Leaving out the pictures, please retype each record exactly.

**** Data entries

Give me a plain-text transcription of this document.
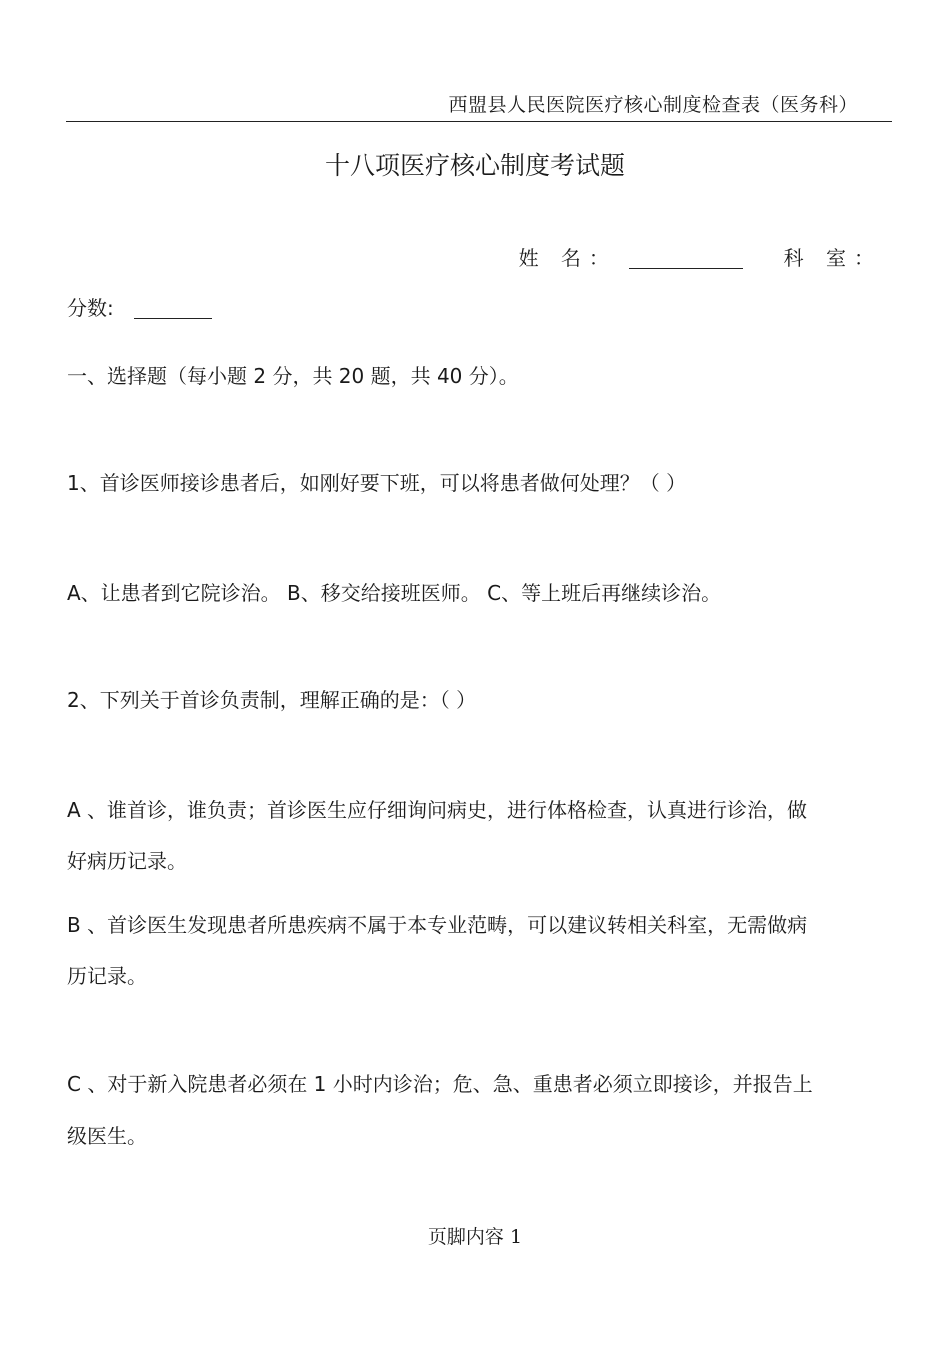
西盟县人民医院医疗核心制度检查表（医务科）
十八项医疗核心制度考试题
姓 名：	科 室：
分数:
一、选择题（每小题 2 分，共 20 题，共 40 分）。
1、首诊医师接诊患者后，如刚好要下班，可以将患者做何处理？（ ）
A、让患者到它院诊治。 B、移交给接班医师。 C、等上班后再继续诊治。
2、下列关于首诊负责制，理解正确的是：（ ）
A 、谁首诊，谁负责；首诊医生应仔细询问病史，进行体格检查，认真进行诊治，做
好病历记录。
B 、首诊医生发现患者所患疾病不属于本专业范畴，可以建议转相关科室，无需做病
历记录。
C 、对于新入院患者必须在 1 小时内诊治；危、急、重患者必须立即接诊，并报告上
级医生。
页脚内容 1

********

[Result for this exercise]
Give me a plain-text transcription of this document.
西盟县人民医院医疗核心制度检查表（医务科）
十八项医疗核心制度考试题
姓 名：	科 室：
分数:
一、选择题（每小题 2 分，共 20 题，共 40 分）。
1、首诊医师接诊患者后，如刚好要下班，可以将患者做何处理？（ ）
A、让患者到它院诊治。 B、移交给接班医师。 C、等上班后再继续诊治。
2、下列关于首诊负责制，理解正确的是：（ ）
A 、谁首诊，谁负责；首诊医生应仔细询问病史，进行体格检查，认真进行诊治，做
好病历记录。
B 、首诊医生发现患者所患疾病不属于本专业范畴，可以建议转相关科室，无需做病
历记录。
C 、对于新入院患者必须在 1 小时内诊治；危、急、重患者必须立即接诊，并报告上
级医生。
页脚内容 1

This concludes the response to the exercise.